EXERCISE DIRECTIONS -
Omit the images, then output each of the records below exactly.

(Collection entries)
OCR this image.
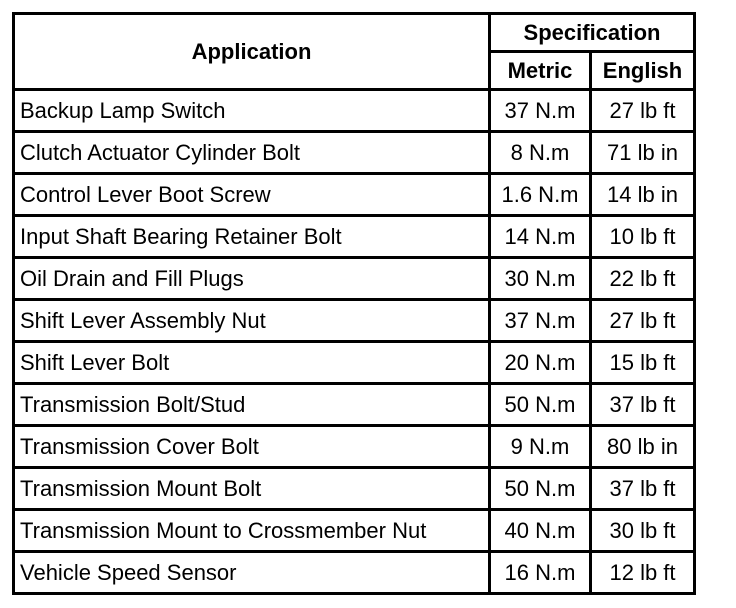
Application	Specification	
	Metric	English
Backup Lamp Switch	37 N.m	27 lb ft
Clutch Actuator Cylinder Bolt	8 N.m	71 lb in
Control Lever Boot Screw	1.6 N.m	14 lb in
Input Shaft Bearing Retainer Bolt	14 N.m	10 lb ft
Oil Drain and Fill Plugs	30 N.m	22 lb ft
Shift Lever Assembly Nut	37 N.m	27 lb ft
Shift Lever Bolt	20 N.m	15 lb ft
Transmission Bolt/Stud	50 N.m	37 lb ft
Transmission Cover Bolt	9 N.m	80 lb in
Transmission Mount Bolt	50 N.m	37 lb ft
Transmission Mount to Crossmember Nut	40 N.m	30 lb ft
Vehicle Speed Sensor	16 N.m	12 lb ft
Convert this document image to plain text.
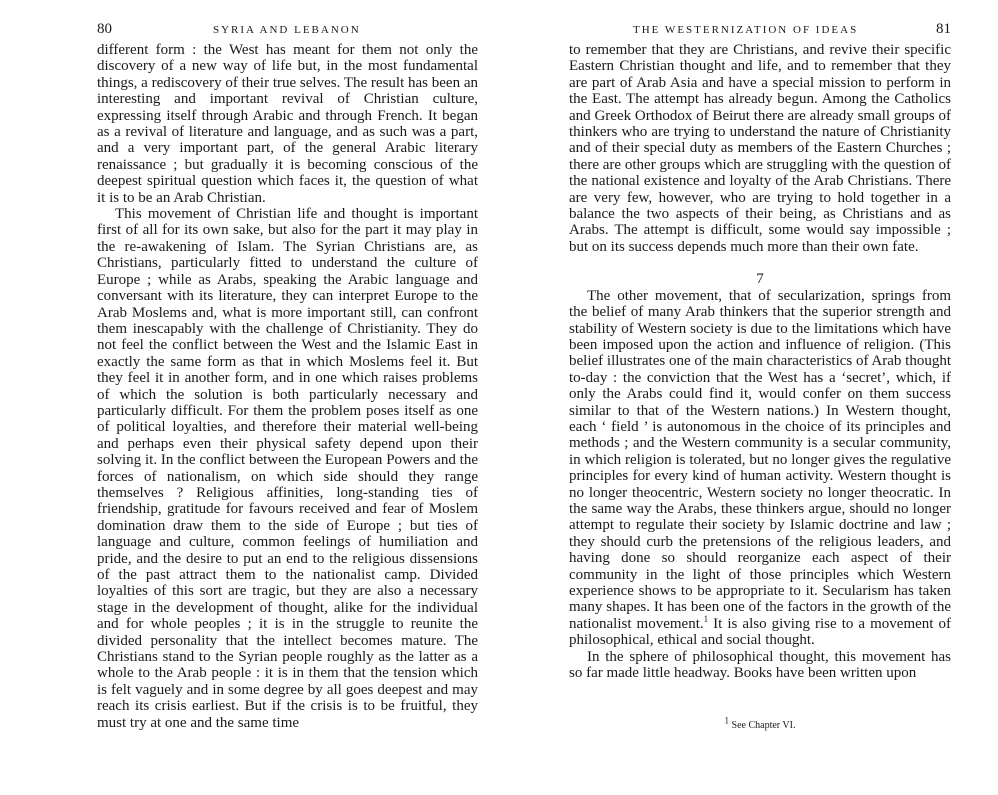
80	SYRIA AND LEBANON

different form : the West has meant for them not only the discovery of a new way of life but, in the most fundamental things, a rediscovery of their true selves. The result has been an interesting and important revival of Christian culture, expressing itself through Arabic and through French. It began as a revival of literature and language, and as such was a part, and a very important part, of the general Arabic literary renaissance ; but gradually it is becoming conscious of the deepest spiritual question which faces it, the question of what it is to be an Arab Christian.

This movement of Christian life and thought is important first of all for its own sake, but also for the part it may play in the re-awakening of Islam. The Syrian Christians are, as Christians, particularly fitted to understand the culture of Europe ; while as Arabs, speaking the Arabic language and conversant with its literature, they can interpret Europe to the Arab Moslems and, what is more important still, can confront them inescapably with the challenge of Christianity. They do not feel the conflict between the West and the Islamic East in exactly the same form as that in which Moslems feel it. But they feel it in another form, and in one which raises problems of which the solution is both particularly necessary and particularly difficult. For them the problem poses itself as one of political loyalties, and therefore their material well-being and perhaps even their physical safety depend upon their solving it. In the conflict between the European Powers and the forces of nationalism, on which side should they range themselves ? Religious affinities, long-standing ties of friendship, gratitude for favours received and fear of Moslem domination draw them to the side of Europe ; but ties of language and culture, common feelings of humiliation and pride, and the desire to put an end to the religious dissensions of the past attract them to the nationalist camp. Divided loyalties of this sort are tragic, but they are also a necessary stage in the development of thought, alike for the individual and for whole peoples ; it is in the struggle to reunite the divided personality that the intellect becomes mature. The Christians stand to the Syrian people roughly as the latter as a whole to the Arab people : it is in them that the tension which is felt vaguely and in some degree by all goes deepest and may reach its crisis earliest. But if the crisis is to be fruitful, they must try at one and the same time

THE WESTERNIZATION OF IDEAS	81

to remember that they are Christians, and revive their specific Eastern Christian thought and life, and to remember that they are part of Arab Asia and have a special mission to perform in the East. The attempt has already begun. Among the Catholics and Greek Orthodox of Beirut there are already small groups of thinkers who are trying to understand the nature of Christianity and of their special duty as members of the Eastern Churches ; there are other groups which are struggling with the question of the national existence and loyalty of the Arab Christians. There are very few, however, who are trying to hold together in a balance the two aspects of their being, as Christians and as Arabs. The attempt is difficult, some would say impossible ; but on its success depends much more than their own fate.

7

The other movement, that of secularization, springs from the belief of many Arab thinkers that the superior strength and stability of Western society is due to the limitations which have been imposed upon the action and influence of religion. (This belief illustrates one of the main characteristics of Arab thought to-day : the conviction that the West has a ‘secret’, which, if only the Arabs could find it, would confer on them success similar to that of the Western nations.) In Western thought, each ‘ field ’ is autonomous in the choice of its principles and methods ; and the Western community is a secular community, in which religion is tolerated, but no longer gives the regulative principles for every kind of human activity. Western thought is no longer theocentric, Western society no longer theocratic. In the same way the Arabs, these thinkers argue, should no longer attempt to regulate their society by Islamic doctrine and law ; they should curb the pretensions of the religious leaders, and having done so should reorganize each aspect of their community in the light of those principles which Western experience shows to be appropriate to it. Secularism has taken many shapes. It has been one of the factors in the growth of the nationalist movement.$^1$ It is also giving rise to a movement of philosophical, ethical and social thought.

In the sphere of philosophical thought, this movement has so far made little headway. Books have been written upon

$^1$ See Chapter VI.
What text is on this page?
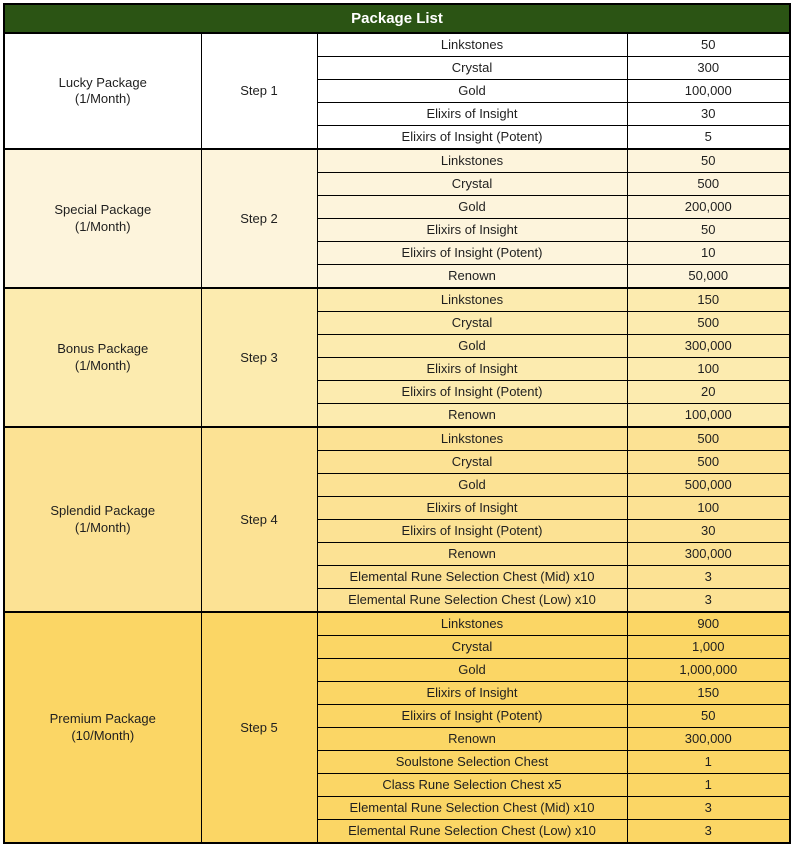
Package List			

Lucky Package
(1/Month)	Step 1	Linkstones	50
		Crystal	300
		Gold	100,000
		Elixirs of Insight	30
		Elixirs of Insight (Potent)	5

Special Package
(1/Month)	Step 2	Linkstones	50
		Crystal	500
		Gold	200,000
		Elixirs of Insight	50
		Elixirs of Insight (Potent)	10
		Renown	50,000

Bonus Package
(1/Month)	Step 3	Linkstones	150
		Crystal	500
		Gold	300,000
		Elixirs of Insight	100
		Elixirs of Insight (Potent)	20
		Renown	100,000

Splendid Package
(1/Month)	Step 4	Linkstones	500
		Crystal	500
		Gold	500,000
		Elixirs of Insight	100
		Elixirs of Insight (Potent)	30
		Renown	300,000
		Elemental Rune Selection Chest (Mid) x10	3
		Elemental Rune Selection Chest (Low) x10	3

Premium Package
(10/Month)	Step 5	Linkstones	900
		Crystal	1,000
		Gold	1,000,000
		Elixirs of Insight	150
		Elixirs of Insight (Potent)	50
		Renown	300,000
		Soulstone Selection Chest	1
		Class Rune Selection Chest x5	1
		Elemental Rune Selection Chest (Mid) x10	3
		Elemental Rune Selection Chest (Low) x10	3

RESULT OF THE TASK -
OCR this image.
Application	Specification	
	Metric	English
Backup Lamp Switch	37 N.m	27 lb ft
Clutch Actuator Cylinder Bolt	8 N.m	71 lb in
Control Lever Boot Screw	1.6 N.m	14 lb in
Input Shaft Bearing Retainer Bolt	14 N.m	10 lb ft
Oil Drain and Fill Plugs	30 N.m	22 lb ft
Shift Lever Assembly Nut	37 N.m	27 lb ft
Shift Lever Bolt	20 N.m	15 lb ft
Transmission Bolt/Stud	50 N.m	37 lb ft
Transmission Cover Bolt	9 N.m	80 lb in
Transmission Mount Bolt	50 N.m	37 lb ft
Transmission Mount to Crossmember Nut	40 N.m	30 lb ft
Vehicle Speed Sensor	16 N.m	12 lb ft
Convert this document image to plain text.
80	SYRIA AND LEBANON

different form : the West has meant for them not only the discovery of a new way of life but, in the most fundamental things, a rediscovery of their true selves. The result has been an interesting and important revival of Christian culture, expressing itself through Arabic and through French. It began as a revival of literature and language, and as such was a part, and a very important part, of the general Arabic literary renaissance ; but gradually it is becoming conscious of the deepest spiritual question which faces it, the question of what it is to be an Arab Christian.

This movement of Christian life and thought is important first of all for its own sake, but also for the part it may play in the re-awakening of Islam. The Syrian Christians are, as Christians, particularly fitted to understand the culture of Europe ; while as Arabs, speaking the Arabic language and conversant with its literature, they can interpret Europe to the Arab Moslems and, what is more important still, can confront them inescapably with the challenge of Christianity. They do not feel the conflict between the West and the Islamic East in exactly the same form as that in which Moslems feel it. But they feel it in another form, and in one which raises problems of which the solution is both particularly necessary and particularly difficult. For them the problem poses itself as one of political loyalties, and therefore their material well-being and perhaps even their physical safety depend upon their solving it. In the conflict between the European Powers and the forces of nationalism, on which side should they range themselves ? Religious affinities, long-standing ties of friendship, gratitude for favours received and fear of Moslem domination draw them to the side of Europe ; but ties of language and culture, common feelings of humiliation and pride, and the desire to put an end to the religious dissensions of the past attract them to the nationalist camp. Divided loyalties of this sort are tragic, but they are also a necessary stage in the development of thought, alike for the individual and for whole peoples ; it is in the struggle to reunite the divided personality that the intellect becomes mature. The Christians stand to the Syrian people roughly as the latter as a whole to the Arab people : it is in them that the tension which is felt vaguely and in some degree by all goes deepest and may reach its crisis earliest. But if the crisis is to be fruitful, they must try at one and the same time

THE WESTERNIZATION OF IDEAS	81

to remember that they are Christians, and revive their specific Eastern Christian thought and life, and to remember that they are part of Arab Asia and have a special mission to perform in the East. The attempt has already begun. Among the Catholics and Greek Orthodox of Beirut there are already small groups of thinkers who are trying to understand the nature of Christianity and of their special duty as members of the Eastern Churches ; there are other groups which are struggling with the question of the national existence and loyalty of the Arab Christians. There are very few, however, who are trying to hold together in a balance the two aspects of their being, as Christians and as Arabs. The attempt is difficult, some would say impossible ; but on its success depends much more than their own fate.

7

The other movement, that of secularization, springs from the belief of many Arab thinkers that the superior strength and stability of Western society is due to the limitations which have been imposed upon the action and influence of religion. (This belief illustrates one of the main characteristics of Arab thought to-day : the conviction that the West has a ‘secret’, which, if only the Arabs could find it, would confer on them success similar to that of the Western nations.) In Western thought, each ‘ field ’ is autonomous in the choice of its principles and methods ; and the Western community is a secular community, in which religion is tolerated, but no longer gives the regulative principles for every kind of human activity. Western thought is no longer theocentric, Western society no longer theocratic. In the same way the Arabs, these thinkers argue, should no longer attempt to regulate their society by Islamic doctrine and law ; they should curb the pretensions of the religious leaders, and having done so should reorganize each aspect of their community in the light of those principles which Western experience shows to be appropriate to it. Secularism has taken many shapes. It has been one of the factors in the growth of the nationalist movement.$^1$ It is also giving rise to a movement of philosophical, ethical and social thought.

In the sphere of philosophical thought, this movement has so far made little headway. Books have been written upon

$^1$ See Chapter VI.
What text is on this page?
Package List			

Lucky Package
(1/Month)	Step 1	Linkstones	50
		Crystal	300
		Gold	100,000
		Elixirs of Insight	30
		Elixirs of Insight (Potent)	5

Special Package
(1/Month)	Step 2	Linkstones	50
		Crystal	500
		Gold	200,000
		Elixirs of Insight	50
		Elixirs of Insight (Potent)	10
		Renown	50,000

Bonus Package
(1/Month)	Step 3	Linkstones	150
		Crystal	500
		Gold	300,000
		Elixirs of Insight	100
		Elixirs of Insight (Potent)	20
		Renown	100,000

Splendid Package
(1/Month)	Step 4	Linkstones	500
		Crystal	500
		Gold	500,000
		Elixirs of Insight	100
		Elixirs of Insight (Potent)	30
		Renown	300,000
		Elemental Rune Selection Chest (Mid) x10	3
		Elemental Rune Selection Chest (Low) x10	3

Premium Package
(10/Month)	Step 5	Linkstones	900
		Crystal	1,000
		Gold	1,000,000
		Elixirs of Insight	150
		Elixirs of Insight (Potent)	50
		Renown	300,000
		Soulstone Selection Chest	1
		Class Rune Selection Chest x5	1
		Elemental Rune Selection Chest (Mid) x10	3
		Elemental Rune Selection Chest (Low) x10	3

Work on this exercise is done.